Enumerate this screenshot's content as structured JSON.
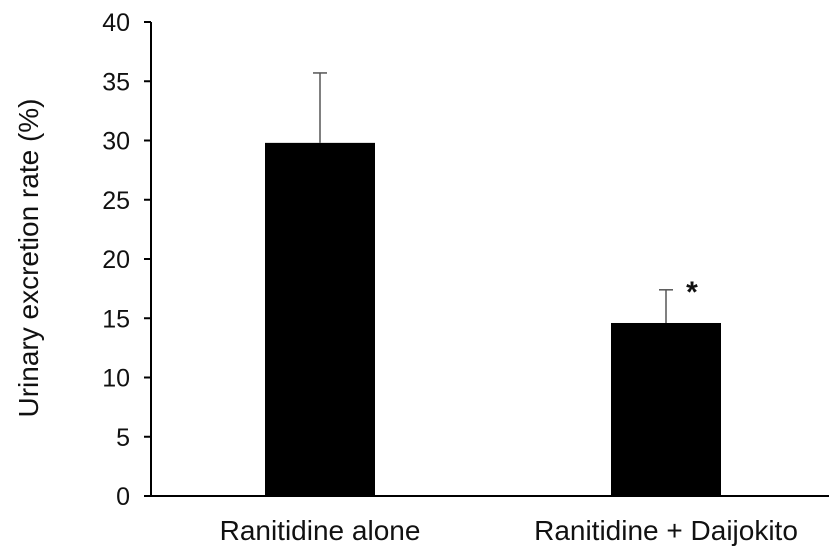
{
  "chart_data": {
    "type": "bar",
    "categories": [
      "Ranitidine alone",
      "Ranitidine + Daijokito"
    ],
    "values": [
      29.8,
      14.6
    ],
    "error_bars": [
      5.9,
      2.8
    ],
    "annotations": [
      "",
      "*"
    ],
    "ylabel": "Urinary excretion rate (%)",
    "ylim": [
      0,
      40
    ],
    "yticks": [
      0,
      5,
      10,
      15,
      20,
      25,
      30,
      35,
      40
    ],
    "grid": false,
    "colors": {
      "bar": "#000000",
      "axis": "#000000",
      "error_bar": "#555555"
    }
  }
}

--- --- ---

▶ _EXERCISE DETAILS_
Omit the pictures, then quote the rest of the material above exactly.

▶ _TASK ANSWER_
Enumerate this screenshot's content as structured JSON.
{
  "chart_data": {
    "type": "bar",
    "categories": [
      "Ranitidine alone",
      "Ranitidine + Daijokito"
    ],
    "values": [
      29.8,
      14.6
    ],
    "error_bars": [
      5.9,
      2.8
    ],
    "annotations": [
      "",
      "*"
    ],
    "ylabel": "Urinary excretion rate (%)",
    "ylim": [
      0,
      40
    ],
    "yticks": [
      0,
      5,
      10,
      15,
      20,
      25,
      30,
      35,
      40
    ],
    "grid": false,
    "colors": {
      "bar": "#000000",
      "axis": "#000000",
      "error_bar": "#555555"
    }
  }
}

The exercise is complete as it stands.